>> Start

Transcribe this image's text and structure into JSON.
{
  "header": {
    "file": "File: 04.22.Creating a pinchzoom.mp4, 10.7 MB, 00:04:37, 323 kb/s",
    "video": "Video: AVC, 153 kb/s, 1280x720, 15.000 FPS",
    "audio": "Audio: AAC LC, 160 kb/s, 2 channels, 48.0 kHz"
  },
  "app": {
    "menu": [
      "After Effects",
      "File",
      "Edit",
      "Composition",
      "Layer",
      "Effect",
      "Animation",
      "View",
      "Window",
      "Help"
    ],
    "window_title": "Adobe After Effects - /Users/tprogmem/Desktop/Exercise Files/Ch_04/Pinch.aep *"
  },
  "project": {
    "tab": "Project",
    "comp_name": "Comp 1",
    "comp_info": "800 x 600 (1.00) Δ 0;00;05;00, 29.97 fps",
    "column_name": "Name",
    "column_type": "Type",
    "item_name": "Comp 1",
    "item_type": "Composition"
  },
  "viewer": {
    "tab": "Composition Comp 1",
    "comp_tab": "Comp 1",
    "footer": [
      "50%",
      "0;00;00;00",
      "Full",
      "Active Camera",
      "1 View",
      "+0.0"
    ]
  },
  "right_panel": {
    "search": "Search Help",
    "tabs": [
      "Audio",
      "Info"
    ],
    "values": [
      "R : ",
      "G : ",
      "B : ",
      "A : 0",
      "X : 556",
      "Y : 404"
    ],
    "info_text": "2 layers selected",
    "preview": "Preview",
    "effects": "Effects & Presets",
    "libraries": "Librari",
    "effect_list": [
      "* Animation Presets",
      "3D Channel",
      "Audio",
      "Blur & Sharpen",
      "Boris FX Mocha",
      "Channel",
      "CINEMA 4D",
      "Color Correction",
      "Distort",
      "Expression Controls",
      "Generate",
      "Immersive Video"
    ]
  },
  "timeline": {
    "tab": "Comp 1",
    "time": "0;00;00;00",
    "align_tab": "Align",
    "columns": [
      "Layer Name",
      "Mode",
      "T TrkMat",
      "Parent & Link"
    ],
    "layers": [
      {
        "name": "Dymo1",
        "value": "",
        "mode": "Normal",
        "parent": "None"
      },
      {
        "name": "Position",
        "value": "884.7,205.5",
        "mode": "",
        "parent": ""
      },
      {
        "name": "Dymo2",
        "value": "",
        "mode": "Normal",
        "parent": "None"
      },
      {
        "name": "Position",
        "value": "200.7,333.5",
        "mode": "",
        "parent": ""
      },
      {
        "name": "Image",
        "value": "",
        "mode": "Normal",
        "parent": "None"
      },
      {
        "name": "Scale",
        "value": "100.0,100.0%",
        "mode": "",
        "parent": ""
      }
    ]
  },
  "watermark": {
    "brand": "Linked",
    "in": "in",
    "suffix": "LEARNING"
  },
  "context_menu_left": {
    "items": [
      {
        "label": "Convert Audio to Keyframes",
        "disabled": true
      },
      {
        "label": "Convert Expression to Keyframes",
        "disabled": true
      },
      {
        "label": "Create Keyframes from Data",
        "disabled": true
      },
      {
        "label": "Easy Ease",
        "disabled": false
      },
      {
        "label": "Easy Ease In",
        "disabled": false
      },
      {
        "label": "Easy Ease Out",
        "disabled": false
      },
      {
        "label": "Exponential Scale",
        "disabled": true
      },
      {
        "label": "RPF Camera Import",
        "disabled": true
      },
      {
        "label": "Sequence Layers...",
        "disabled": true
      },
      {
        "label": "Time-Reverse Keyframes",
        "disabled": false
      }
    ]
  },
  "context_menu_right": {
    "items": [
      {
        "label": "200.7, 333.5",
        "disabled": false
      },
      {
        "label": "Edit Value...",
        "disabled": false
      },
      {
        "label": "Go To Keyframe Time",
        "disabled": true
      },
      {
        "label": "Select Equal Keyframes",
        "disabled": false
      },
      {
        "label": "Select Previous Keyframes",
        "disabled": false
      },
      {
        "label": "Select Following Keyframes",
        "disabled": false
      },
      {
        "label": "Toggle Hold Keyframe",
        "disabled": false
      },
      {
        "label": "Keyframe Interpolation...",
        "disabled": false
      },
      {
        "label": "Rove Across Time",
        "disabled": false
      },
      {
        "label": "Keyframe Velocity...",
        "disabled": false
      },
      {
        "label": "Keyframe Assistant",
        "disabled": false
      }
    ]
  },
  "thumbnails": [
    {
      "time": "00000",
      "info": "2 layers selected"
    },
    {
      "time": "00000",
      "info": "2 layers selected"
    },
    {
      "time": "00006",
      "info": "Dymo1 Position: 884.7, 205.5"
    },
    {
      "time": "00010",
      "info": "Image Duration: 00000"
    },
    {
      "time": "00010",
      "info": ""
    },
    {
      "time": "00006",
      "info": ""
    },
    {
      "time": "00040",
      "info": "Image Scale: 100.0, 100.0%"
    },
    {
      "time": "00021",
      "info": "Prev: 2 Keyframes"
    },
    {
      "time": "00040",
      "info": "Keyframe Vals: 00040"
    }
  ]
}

>> End

Nothing should be left out: repeat all of the data exactly.

Transcribe this image's text and structure into JSON.
{
  "header": {
    "file": "File: 04.22.Creating a pinchzoom.mp4, 10.7 MB, 00:04:37, 323 kb/s",
    "video": "Video: AVC, 153 kb/s, 1280x720, 15.000 FPS",
    "audio": "Audio: AAC LC, 160 kb/s, 2 channels, 48.0 kHz"
  },
  "app": {
    "menu": [
      "After Effects",
      "File",
      "Edit",
      "Composition",
      "Layer",
      "Effect",
      "Animation",
      "View",
      "Window",
      "Help"
    ],
    "window_title": "Adobe After Effects - /Users/tprogmem/Desktop/Exercise Files/Ch_04/Pinch.aep *"
  },
  "project": {
    "tab": "Project",
    "comp_name": "Comp 1",
    "comp_info": "800 x 600 (1.00) Δ 0;00;05;00, 29.97 fps",
    "column_name": "Name",
    "column_type": "Type",
    "item_name": "Comp 1",
    "item_type": "Composition"
  },
  "viewer": {
    "tab": "Composition Comp 1",
    "comp_tab": "Comp 1",
    "footer": [
      "50%",
      "0;00;00;00",
      "Full",
      "Active Camera",
      "1 View",
      "+0.0"
    ]
  },
  "right_panel": {
    "search": "Search Help",
    "tabs": [
      "Audio",
      "Info"
    ],
    "values": [
      "R : ",
      "G : ",
      "B : ",
      "A : 0",
      "X : 556",
      "Y : 404"
    ],
    "info_text": "2 layers selected",
    "preview": "Preview",
    "effects": "Effects & Presets",
    "libraries": "Librari",
    "effect_list": [
      "* Animation Presets",
      "3D Channel",
      "Audio",
      "Blur & Sharpen",
      "Boris FX Mocha",
      "Channel",
      "CINEMA 4D",
      "Color Correction",
      "Distort",
      "Expression Controls",
      "Generate",
      "Immersive Video"
    ]
  },
  "timeline": {
    "tab": "Comp 1",
    "time": "0;00;00;00",
    "align_tab": "Align",
    "columns": [
      "Layer Name",
      "Mode",
      "T TrkMat",
      "Parent & Link"
    ],
    "layers": [
      {
        "name": "Dymo1",
        "value": "",
        "mode": "Normal",
        "parent": "None"
      },
      {
        "name": "Position",
        "value": "884.7,205.5",
        "mode": "",
        "parent": ""
      },
      {
        "name": "Dymo2",
        "value": "",
        "mode": "Normal",
        "parent": "None"
      },
      {
        "name": "Position",
        "value": "200.7,333.5",
        "mode": "",
        "parent": ""
      },
      {
        "name": "Image",
        "value": "",
        "mode": "Normal",
        "parent": "None"
      },
      {
        "name": "Scale",
        "value": "100.0,100.0%",
        "mode": "",
        "parent": ""
      }
    ]
  },
  "watermark": {
    "brand": "Linked",
    "in": "in",
    "suffix": "LEARNING"
  },
  "context_menu_left": {
    "items": [
      {
        "label": "Convert Audio to Keyframes",
        "disabled": true
      },
      {
        "label": "Convert Expression to Keyframes",
        "disabled": true
      },
      {
        "label": "Create Keyframes from Data",
        "disabled": true
      },
      {
        "label": "Easy Ease",
        "disabled": false
      },
      {
        "label": "Easy Ease In",
        "disabled": false
      },
      {
        "label": "Easy Ease Out",
        "disabled": false
      },
      {
        "label": "Exponential Scale",
        "disabled": true
      },
      {
        "label": "RPF Camera Import",
        "disabled": true
      },
      {
        "label": "Sequence Layers...",
        "disabled": true
      },
      {
        "label": "Time-Reverse Keyframes",
        "disabled": false
      }
    ]
  },
  "context_menu_right": {
    "items": [
      {
        "label": "200.7, 333.5",
        "disabled": false
      },
      {
        "label": "Edit Value...",
        "disabled": false
      },
      {
        "label": "Go To Keyframe Time",
        "disabled": true
      },
      {
        "label": "Select Equal Keyframes",
        "disabled": false
      },
      {
        "label": "Select Previous Keyframes",
        "disabled": false
      },
      {
        "label": "Select Following Keyframes",
        "disabled": false
      },
      {
        "label": "Toggle Hold Keyframe",
        "disabled": false
      },
      {
        "label": "Keyframe Interpolation...",
        "disabled": false
      },
      {
        "label": "Rove Across Time",
        "disabled": false
      },
      {
        "label": "Keyframe Velocity...",
        "disabled": false
      },
      {
        "label": "Keyframe Assistant",
        "disabled": false
      }
    ]
  },
  "thumbnails": [
    {
      "time": "00000",
      "info": "2 layers selected"
    },
    {
      "time": "00000",
      "info": "2 layers selected"
    },
    {
      "time": "00006",
      "info": "Dymo1 Position: 884.7, 205.5"
    },
    {
      "time": "00010",
      "info": "Image Duration: 00000"
    },
    {
      "time": "00010",
      "info": ""
    },
    {
      "time": "00006",
      "info": ""
    },
    {
      "time": "00040",
      "info": "Image Scale: 100.0, 100.0%"
    },
    {
      "time": "00021",
      "info": "Prev: 2 Keyframes"
    },
    {
      "time": "00040",
      "info": "Keyframe Vals: 00040"
    }
  ]
}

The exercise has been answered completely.